Copy the data that follows exactly. Include no pictures.

**Provided information**
* * * * * * * * *

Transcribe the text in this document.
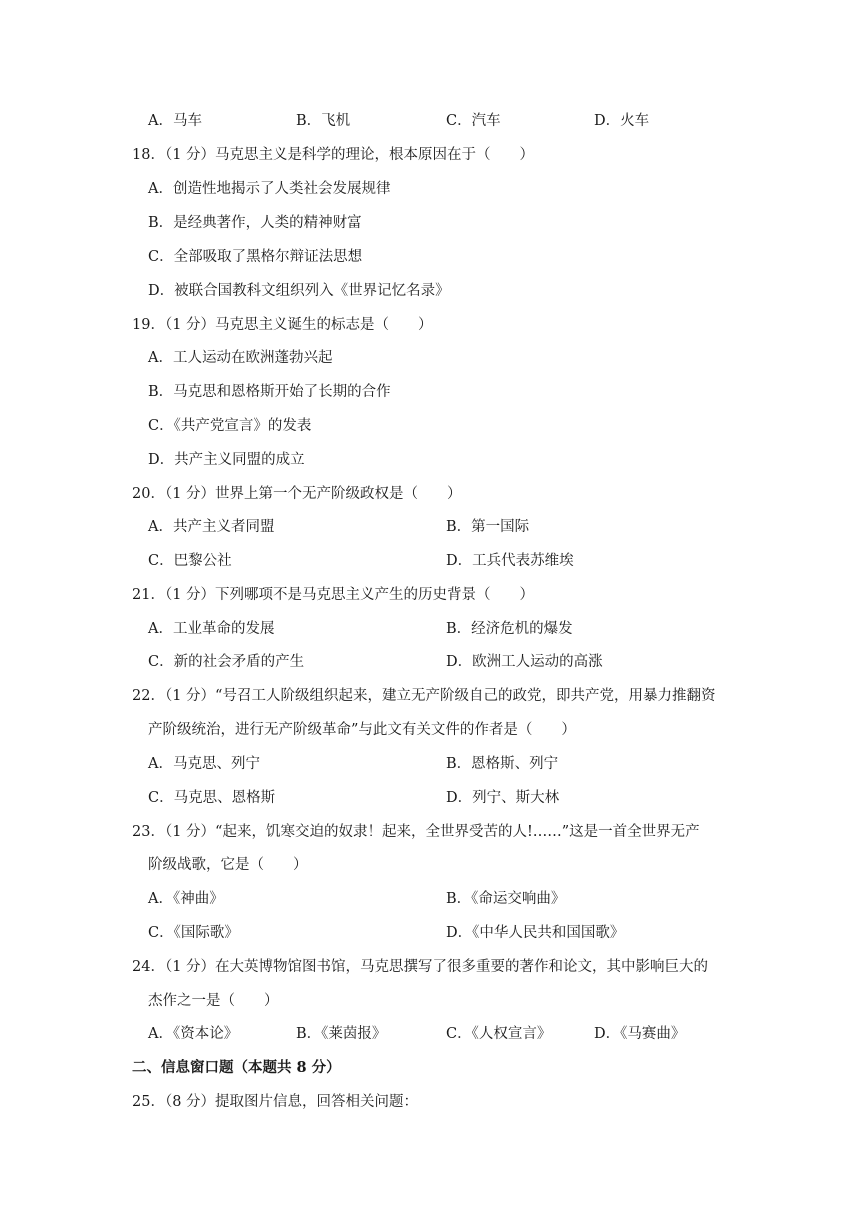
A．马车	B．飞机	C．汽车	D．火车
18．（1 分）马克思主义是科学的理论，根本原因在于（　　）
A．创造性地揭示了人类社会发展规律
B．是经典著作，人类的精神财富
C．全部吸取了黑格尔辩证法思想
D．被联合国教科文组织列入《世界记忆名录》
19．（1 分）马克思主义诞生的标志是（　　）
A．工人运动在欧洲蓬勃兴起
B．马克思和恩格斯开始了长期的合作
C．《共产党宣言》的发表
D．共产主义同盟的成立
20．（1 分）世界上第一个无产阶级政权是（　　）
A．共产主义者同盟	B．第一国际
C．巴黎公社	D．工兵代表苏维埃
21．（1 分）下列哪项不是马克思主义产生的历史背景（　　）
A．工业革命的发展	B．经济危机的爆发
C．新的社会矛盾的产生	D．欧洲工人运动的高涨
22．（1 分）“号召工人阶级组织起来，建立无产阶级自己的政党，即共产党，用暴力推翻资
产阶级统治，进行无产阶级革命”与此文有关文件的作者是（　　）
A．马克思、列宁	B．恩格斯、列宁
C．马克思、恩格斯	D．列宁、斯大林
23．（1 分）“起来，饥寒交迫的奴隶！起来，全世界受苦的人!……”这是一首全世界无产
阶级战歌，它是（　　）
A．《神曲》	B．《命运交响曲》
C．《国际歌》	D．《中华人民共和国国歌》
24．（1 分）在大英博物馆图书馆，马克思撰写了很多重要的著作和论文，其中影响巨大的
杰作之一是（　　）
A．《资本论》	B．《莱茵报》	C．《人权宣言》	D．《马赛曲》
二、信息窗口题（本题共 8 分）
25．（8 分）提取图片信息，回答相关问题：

* * * * * * * * *

**Task output**
Transcribe the text in this document.
A．马车	B．飞机	C．汽车	D．火车
18．（1 分）马克思主义是科学的理论，根本原因在于（　　）
A．创造性地揭示了人类社会发展规律
B．是经典著作，人类的精神财富
C．全部吸取了黑格尔辩证法思想
D．被联合国教科文组织列入《世界记忆名录》
19．（1 分）马克思主义诞生的标志是（　　）
A．工人运动在欧洲蓬勃兴起
B．马克思和恩格斯开始了长期的合作
C．《共产党宣言》的发表
D．共产主义同盟的成立
20．（1 分）世界上第一个无产阶级政权是（　　）
A．共产主义者同盟	B．第一国际
C．巴黎公社	D．工兵代表苏维埃
21．（1 分）下列哪项不是马克思主义产生的历史背景（　　）
A．工业革命的发展	B．经济危机的爆发
C．新的社会矛盾的产生	D．欧洲工人运动的高涨
22．（1 分）“号召工人阶级组织起来，建立无产阶级自己的政党，即共产党，用暴力推翻资
产阶级统治，进行无产阶级革命”与此文有关文件的作者是（　　）
A．马克思、列宁	B．恩格斯、列宁
C．马克思、恩格斯	D．列宁、斯大林
23．（1 分）“起来，饥寒交迫的奴隶！起来，全世界受苦的人!……”这是一首全世界无产
阶级战歌，它是（　　）
A．《神曲》	B．《命运交响曲》
C．《国际歌》	D．《中华人民共和国国歌》
24．（1 分）在大英博物馆图书馆，马克思撰写了很多重要的著作和论文，其中影响巨大的
杰作之一是（　　）
A．《资本论》	B．《莱茵报》	C．《人权宣言》	D．《马赛曲》
二、信息窗口题（本题共 8 分）
25．（8 分）提取图片信息，回答相关问题：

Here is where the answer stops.